▶ **Texto extraído**:
▶

A redução dos custos monetários e existenciais ampliaria muito o poder de compra dos brasileiros; seria um choque positivo de produtividade que ampliaria o mercado interno e seria o motor da dinamização do país. Ao invés de nos propormos um Brasil exportador, teríamos – derivados da maior produtividade e da ampliação de mercado interno – produtos exportáveis com maior competitividade.
Entre 1969 e 2008, a malha rodoviária cresceu 180% em quilômetros, enquanto a quilometragem ferroviária se contraiu 14,5% e a navegação se atrofiou, dando uma insignificante contribuição logística, apesar de nossos portos e terminais terem ampliado significativamente a movimentação de cargas. Com algum exagero, estamos retomando o padrão primário-exportador da República Velha, com a diferença que os portos, no passado, eram alimentados por ferrovias, e agora são pelas rodovias. É um absurdo que a soja do Centro-Oeste seja transportada por caminhões até Santos ou Paranaguá.
A longa estagnação da economia brasileira fez com que investimentos em transporte caíssem dos 2% do PIB na década de 60, para o percentual insignificante de 0,5% do PIB (2008), resultado atual do PAC, que melhorou o quadro entre 2006-2008. Após 2003, primeiro triênio do atual governo, os transportes obtiveram, em média, apenas 0,3%/PIB. Durante a “Década Perdida” e os Anos FHC, a média ficou ao redor de 0,2%. Há uma degradação sistêmica da rede de transporte com orçamentos de manutenção mutilados em nome do superávit primário e do pagamento devastador de juros de dívida pública. Todas as mazelas se refletem na ampliação do custo dos fretes reais.
A integração logística é indispensável para o Brasil. Construímos Brasília e sua rede rodoviária em quatro anos. A soja e a carne tiveram seu impulso, apesar da armadilha rodoviária. É espetacular a produtividade interna dos estabelecimentos agropecuários brasileiros que, apesar dos fretes exagerados, mantêm competitividade internacional. Entretanto, é preciso que a ANTT – Agência Nacional de Transportes Terrestres – explicite com urgência as suas prioridades.

◀

▶ **Informações fornecidas**:
▶

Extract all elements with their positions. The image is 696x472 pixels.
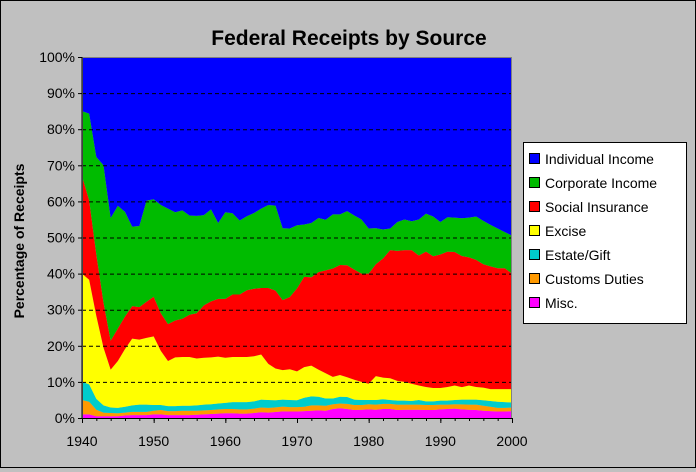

◀

▶ **Tarefas a cumprir**:
1: Responda com base no texto sobre transporte no Brasil:
(a) Quanto a malha rodoviária cresceu em quilômetros entre 1969 e 2008?
(b) Que percentual do PIB ia para investimentos em transporte na década de 60?
(c) Em quanto tempo Brasília e sua rede rodoviária foram construídas?
2: Liste, na ordem em que aparecem, todos os valores percentuais citados no texto sobre transporte no Brasil.

▶ **Respostas às tarefas**:
1:
(a) 180%.
(b) 2% do PIB.
(c) Em quatro anos.

2:
180%
14,5%
2%
0,5%
0,3%
0,2%